## Data entries
====

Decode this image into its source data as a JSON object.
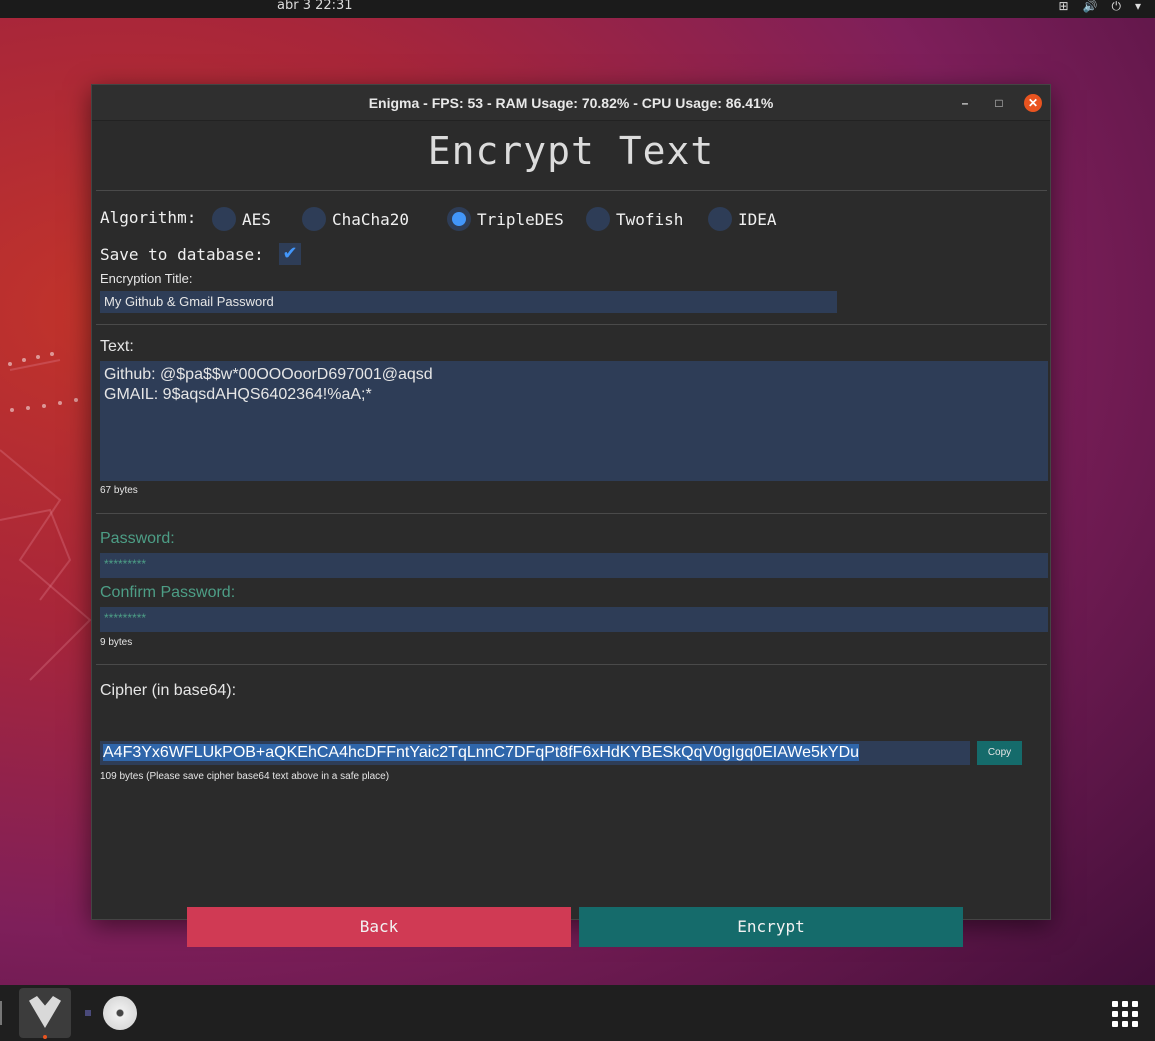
{
  "topbar": {
    "clock": "abr 3  22:31"
  },
  "window": {
    "title": "Enigma - FPS: 53 - RAM Usage: 70.82% - CPU Usage: 86.41%",
    "minimize": "–",
    "maximize": "□",
    "close": "✕"
  },
  "page": {
    "heading": "Encrypt Text",
    "algorithm_label": "Algorithm:",
    "algorithms": [
      "AES",
      "ChaCha20",
      "TripleDES",
      "Twofish",
      "IDEA"
    ],
    "selected_algorithm": "TripleDES",
    "save_label": "Save to database:",
    "save_checked": true,
    "checkmark": "✔",
    "title_label": "Encryption Title:",
    "title_value": "My Github & Gmail Password",
    "text_label": "Text:",
    "text_line1": "Github: @$pa$$w*00OOOoorD697001@aqsd",
    "text_line2": "GMAIL: 9$aqsdAHQS6402364!%aA;*",
    "text_bytes": "67 bytes",
    "password_label": "Password:",
    "password_value": "*********",
    "confirm_label": "Confirm Password:",
    "confirm_value": "*********",
    "password_bytes": "9 bytes",
    "cipher_label": "Cipher (in base64):",
    "cipher_value": "A4F3Yx6WFLUkPOB+aQKEhCA4hcDFFntYaic2TqLnnC7DFqPt8fF6xHdKYBESkQqV0gIgq0EIAWe5kYDu",
    "copy_label": "Copy",
    "cipher_bytes": "109 bytes (Please save cipher base64 text above in a safe place)",
    "back_label": "Back",
    "encrypt_label": "Encrypt"
  },
  "colors": {
    "accent_blue": "#4296fa",
    "field_bg": "#2e3d57",
    "back_button": "#d03a54",
    "encrypt_button": "#156b6b",
    "password_label": "#4d9e86",
    "close_button": "#e95420"
  },
  "tray_icons": [
    "network-icon",
    "volume-icon",
    "power-icon",
    "chevron-down-icon"
  ],
  "dock_icons": [
    "wolf-app-icon",
    "disc-icon",
    "show-apps-icon"
  ]
}
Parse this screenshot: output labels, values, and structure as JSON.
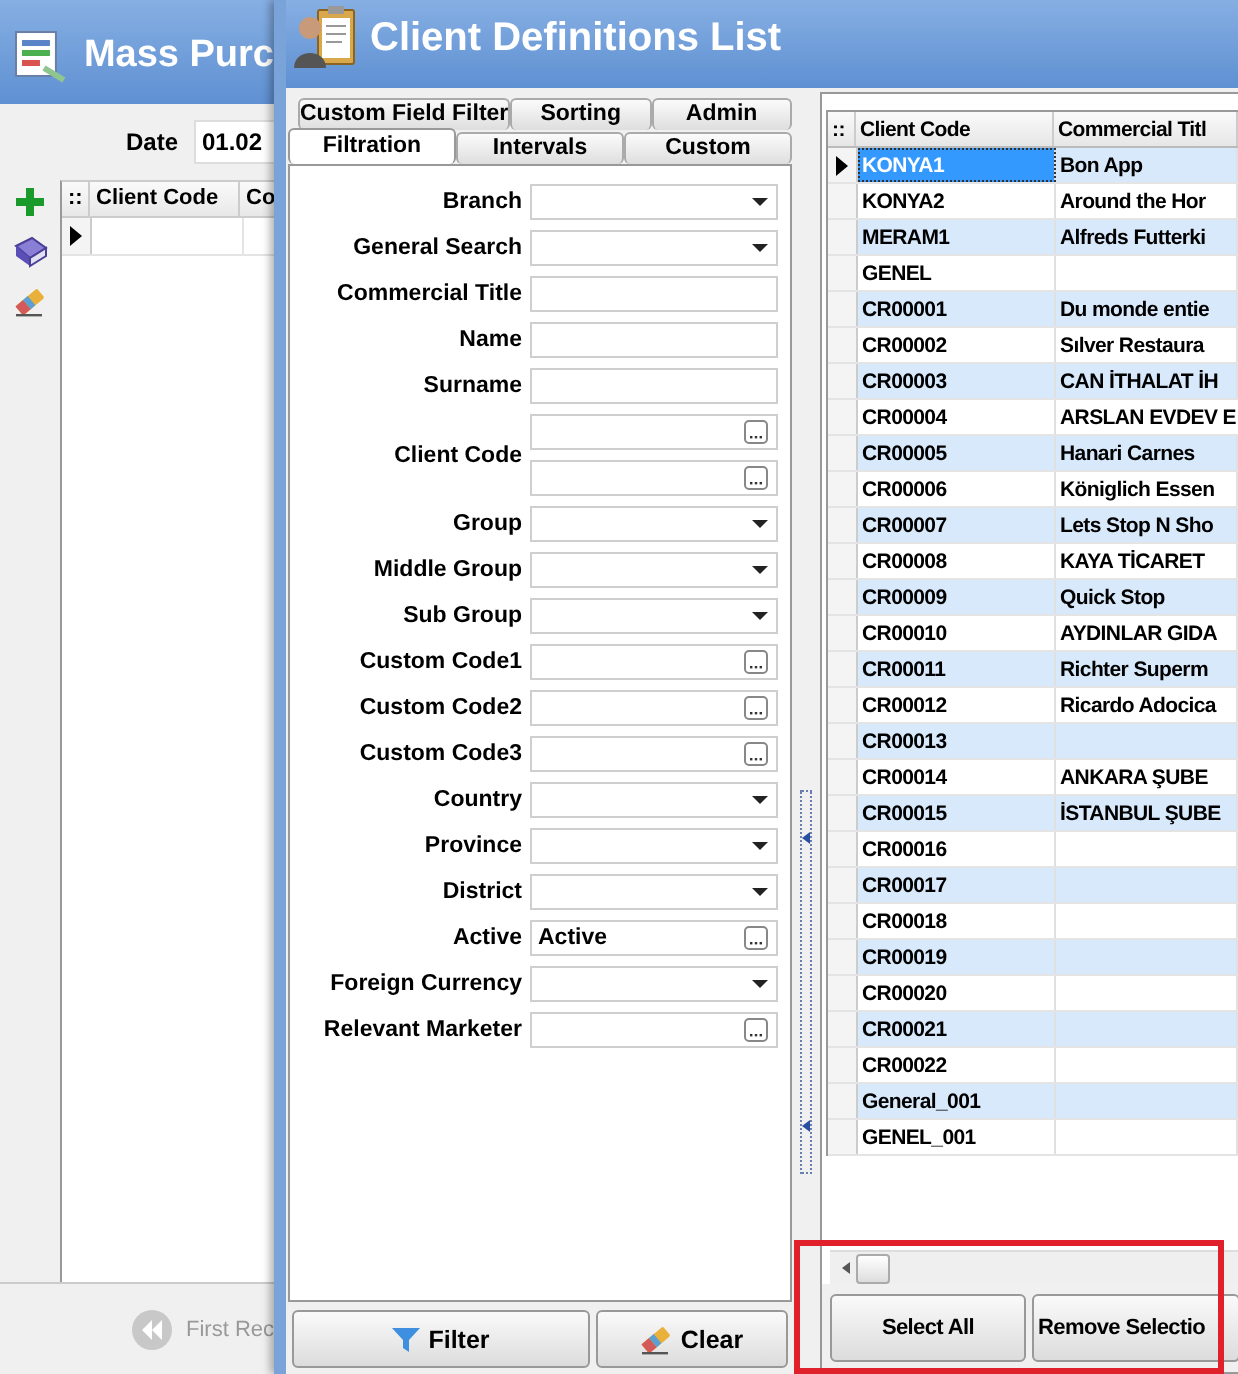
{
  "background_window": {
    "title": "Mass Purc",
    "date_label": "Date",
    "date_value": "01.02",
    "table": {
      "columns": [
        "::",
        "Client Code",
        "Co"
      ]
    },
    "status_bar": {
      "first_record": "First Rec",
      "disabled": true
    }
  },
  "window": {
    "title": "Client Definitions List"
  },
  "filter_tabs": {
    "top_row": [
      {
        "label": "Custom Field Filter",
        "selected": false
      },
      {
        "label": "Sorting",
        "selected": false
      },
      {
        "label": "Admin",
        "selected": false
      }
    ],
    "bottom_row": [
      {
        "label": "Filtration",
        "selected": true
      },
      {
        "label": "Intervals",
        "selected": false
      },
      {
        "label": "Custom",
        "selected": false
      }
    ]
  },
  "filter_fields": [
    {
      "label": "Branch",
      "kind": "dropdown"
    },
    {
      "label": "General Search",
      "kind": "dropdown"
    },
    {
      "label": "Commercial Title",
      "kind": "text"
    },
    {
      "label": "Name",
      "kind": "text"
    },
    {
      "label": "Surname",
      "kind": "text"
    },
    {
      "label": "Client Code",
      "kind": "lookup-range"
    },
    {
      "label": "Group",
      "kind": "dropdown"
    },
    {
      "label": "Middle Group",
      "kind": "dropdown"
    },
    {
      "label": "Sub Group",
      "kind": "dropdown"
    },
    {
      "label": "Custom Code1",
      "kind": "lookup"
    },
    {
      "label": "Custom Code2",
      "kind": "lookup"
    },
    {
      "label": "Custom Code3",
      "kind": "lookup"
    },
    {
      "label": "Country",
      "kind": "dropdown"
    },
    {
      "label": "Province",
      "kind": "dropdown"
    },
    {
      "label": "District",
      "kind": "dropdown"
    },
    {
      "label": "Active",
      "kind": "lookup",
      "value": "Active"
    },
    {
      "label": "Foreign Currency",
      "kind": "dropdown"
    },
    {
      "label": "Relevant Marketer",
      "kind": "lookup"
    }
  ],
  "filter_buttons": [
    {
      "label": "Filter",
      "kind": "filter"
    },
    {
      "label": "Clear",
      "kind": "clear"
    }
  ],
  "table": {
    "columns": [
      "::",
      "Client Code",
      "Commercial Titl"
    ],
    "rows": [
      {
        "code": "KONYA1",
        "title": "Bon App",
        "selected": true
      },
      {
        "code": "KONYA2",
        "title": "Around the Hor",
        "selected": false
      },
      {
        "code": "MERAM1",
        "title": "Alfreds Futterki",
        "selected": false
      },
      {
        "code": "GENEL",
        "selected": false
      },
      {
        "code": "CR00001",
        "title": "Du monde entie",
        "selected": false
      },
      {
        "code": "CR00002",
        "title": "Sılver Restaura",
        "selected": false
      },
      {
        "code": "CR00003",
        "title": "CAN İTHALAT İH",
        "selected": false
      },
      {
        "code": "CR00004",
        "title": "ARSLAN EVDEV E",
        "selected": false
      },
      {
        "code": "CR00005",
        "title": "Hanari Carnes",
        "selected": false
      },
      {
        "code": "CR00006",
        "title": "Königlich Essen",
        "selected": false
      },
      {
        "code": "CR00007",
        "title": "Lets Stop N Sho",
        "selected": false
      },
      {
        "code": "CR00008",
        "title": "KAYA TİCARET",
        "selected": false
      },
      {
        "code": "CR00009",
        "title": "Quick Stop",
        "selected": false
      },
      {
        "code": "CR00010",
        "title": "AYDINLAR GIDA",
        "selected": false
      },
      {
        "code": "CR00011",
        "title": "Richter Superm",
        "selected": false
      },
      {
        "code": "CR00012",
        "title": "Ricardo Adocica",
        "selected": false
      },
      {
        "code": "CR00013",
        "selected": false
      },
      {
        "code": "CR00014",
        "title": "ANKARA ŞUBE",
        "selected": false
      },
      {
        "code": "CR00015",
        "title": "İSTANBUL ŞUBE",
        "selected": false
      },
      {
        "code": "CR00016",
        "selected": false
      },
      {
        "code": "CR00017",
        "selected": false
      },
      {
        "code": "CR00018",
        "selected": false
      },
      {
        "code": "CR00019",
        "selected": false
      },
      {
        "code": "CR00020",
        "selected": false
      },
      {
        "code": "CR00021",
        "selected": false
      },
      {
        "code": "CR00022",
        "selected": false
      },
      {
        "code": "General_001",
        "selected": false
      },
      {
        "code": "GENEL_001",
        "selected": false
      }
    ]
  },
  "grid_buttons": [
    "Select All",
    "Remove Selectio"
  ],
  "annotation": {
    "kind": "highlight-frame"
  }
}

====

## The exercise
Verbatim reproduction of every record is required; images are left out.

## Answer to this exercise
Decode this image into its source data as a JSON object.
{
  "topbar": {
    "clock": "abr 3  22:31"
  },
  "window": {
    "title": "Enigma - FPS: 53 - RAM Usage: 70.82% - CPU Usage: 86.41%",
    "minimize": "–",
    "maximize": "□",
    "close": "✕"
  },
  "page": {
    "heading": "Encrypt Text",
    "algorithm_label": "Algorithm:",
    "algorithms": [
      "AES",
      "ChaCha20",
      "TripleDES",
      "Twofish",
      "IDEA"
    ],
    "selected_algorithm": "TripleDES",
    "save_label": "Save to database:",
    "save_checked": true,
    "checkmark": "✔",
    "title_label": "Encryption Title:",
    "title_value": "My Github & Gmail Password",
    "text_label": "Text:",
    "text_line1": "Github: @$pa$$w*00OOOoorD697001@aqsd",
    "text_line2": "GMAIL: 9$aqsdAHQS6402364!%aA;*",
    "text_bytes": "67 bytes",
    "password_label": "Password:",
    "password_value": "*********",
    "confirm_label": "Confirm Password:",
    "confirm_value": "*********",
    "password_bytes": "9 bytes",
    "cipher_label": "Cipher (in base64):",
    "cipher_value": "A4F3Yx6WFLUkPOB+aQKEhCA4hcDFFntYaic2TqLnnC7DFqPt8fF6xHdKYBESkQqV0gIgq0EIAWe5kYDu",
    "copy_label": "Copy",
    "cipher_bytes": "109 bytes (Please save cipher base64 text above in a safe place)",
    "back_label": "Back",
    "encrypt_label": "Encrypt"
  },
  "colors": {
    "accent_blue": "#4296fa",
    "field_bg": "#2e3d57",
    "back_button": "#d03a54",
    "encrypt_button": "#156b6b",
    "password_label": "#4d9e86",
    "close_button": "#e95420"
  },
  "tray_icons": [
    "network-icon",
    "volume-icon",
    "power-icon",
    "chevron-down-icon"
  ],
  "dock_icons": [
    "wolf-app-icon",
    "disc-icon",
    "show-apps-icon"
  ]
}
Parse this screenshot: output labels, values, and structure as JSON.
{
  "background_window": {
    "title": "Mass Purc",
    "date_label": "Date",
    "date_value": "01.02",
    "table": {
      "columns": [
        "::",
        "Client Code",
        "Co"
      ]
    },
    "status_bar": {
      "first_record": "First Rec",
      "disabled": true
    }
  },
  "window": {
    "title": "Client Definitions List"
  },
  "filter_tabs": {
    "top_row": [
      {
        "label": "Custom Field Filter",
        "selected": false
      },
      {
        "label": "Sorting",
        "selected": false
      },
      {
        "label": "Admin",
        "selected": false
      }
    ],
    "bottom_row": [
      {
        "label": "Filtration",
        "selected": true
      },
      {
        "label": "Intervals",
        "selected": false
      },
      {
        "label": "Custom",
        "selected": false
      }
    ]
  },
  "filter_fields": [
    {
      "label": "Branch",
      "kind": "dropdown"
    },
    {
      "label": "General Search",
      "kind": "dropdown"
    },
    {
      "label": "Commercial Title",
      "kind": "text"
    },
    {
      "label": "Name",
      "kind": "text"
    },
    {
      "label": "Surname",
      "kind": "text"
    },
    {
      "label": "Client Code",
      "kind": "lookup-range"
    },
    {
      "label": "Group",
      "kind": "dropdown"
    },
    {
      "label": "Middle Group",
      "kind": "dropdown"
    },
    {
      "label": "Sub Group",
      "kind": "dropdown"
    },
    {
      "label": "Custom Code1",
      "kind": "lookup"
    },
    {
      "label": "Custom Code2",
      "kind": "lookup"
    },
    {
      "label": "Custom Code3",
      "kind": "lookup"
    },
    {
      "label": "Country",
      "kind": "dropdown"
    },
    {
      "label": "Province",
      "kind": "dropdown"
    },
    {
      "label": "District",
      "kind": "dropdown"
    },
    {
      "label": "Active",
      "kind": "lookup",
      "value": "Active"
    },
    {
      "label": "Foreign Currency",
      "kind": "dropdown"
    },
    {
      "label": "Relevant Marketer",
      "kind": "lookup"
    }
  ],
  "filter_buttons": [
    {
      "label": "Filter",
      "kind": "filter"
    },
    {
      "label": "Clear",
      "kind": "clear"
    }
  ],
  "table": {
    "columns": [
      "::",
      "Client Code",
      "Commercial Titl"
    ],
    "rows": [
      {
        "code": "KONYA1",
        "title": "Bon App",
        "selected": true
      },
      {
        "code": "KONYA2",
        "title": "Around the Hor",
        "selected": false
      },
      {
        "code": "MERAM1",
        "title": "Alfreds Futterki",
        "selected": false
      },
      {
        "code": "GENEL",
        "selected": false
      },
      {
        "code": "CR00001",
        "title": "Du monde entie",
        "selected": false
      },
      {
        "code": "CR00002",
        "title": "Sılver Restaura",
        "selected": false
      },
      {
        "code": "CR00003",
        "title": "CAN İTHALAT İH",
        "selected": false
      },
      {
        "code": "CR00004",
        "title": "ARSLAN EVDEV E",
        "selected": false
      },
      {
        "code": "CR00005",
        "title": "Hanari Carnes",
        "selected": false
      },
      {
        "code": "CR00006",
        "title": "Königlich Essen",
        "selected": false
      },
      {
        "code": "CR00007",
        "title": "Lets Stop N Sho",
        "selected": false
      },
      {
        "code": "CR00008",
        "title": "KAYA TİCARET",
        "selected": false
      },
      {
        "code": "CR00009",
        "title": "Quick Stop",
        "selected": false
      },
      {
        "code": "CR00010",
        "title": "AYDINLAR GIDA",
        "selected": false
      },
      {
        "code": "CR00011",
        "title": "Richter Superm",
        "selected": false
      },
      {
        "code": "CR00012",
        "title": "Ricardo Adocica",
        "selected": false
      },
      {
        "code": "CR00013",
        "selected": false
      },
      {
        "code": "CR00014",
        "title": "ANKARA ŞUBE",
        "selected": false
      },
      {
        "code": "CR00015",
        "title": "İSTANBUL ŞUBE",
        "selected": false
      },
      {
        "code": "CR00016",
        "selected": false
      },
      {
        "code": "CR00017",
        "selected": false
      },
      {
        "code": "CR00018",
        "selected": false
      },
      {
        "code": "CR00019",
        "selected": false
      },
      {
        "code": "CR00020",
        "selected": false
      },
      {
        "code": "CR00021",
        "selected": false
      },
      {
        "code": "CR00022",
        "selected": false
      },
      {
        "code": "General_001",
        "selected": false
      },
      {
        "code": "GENEL_001",
        "selected": false
      }
    ]
  },
  "grid_buttons": [
    "Select All",
    "Remove Selectio"
  ],
  "annotation": {
    "kind": "highlight-frame"
  }
}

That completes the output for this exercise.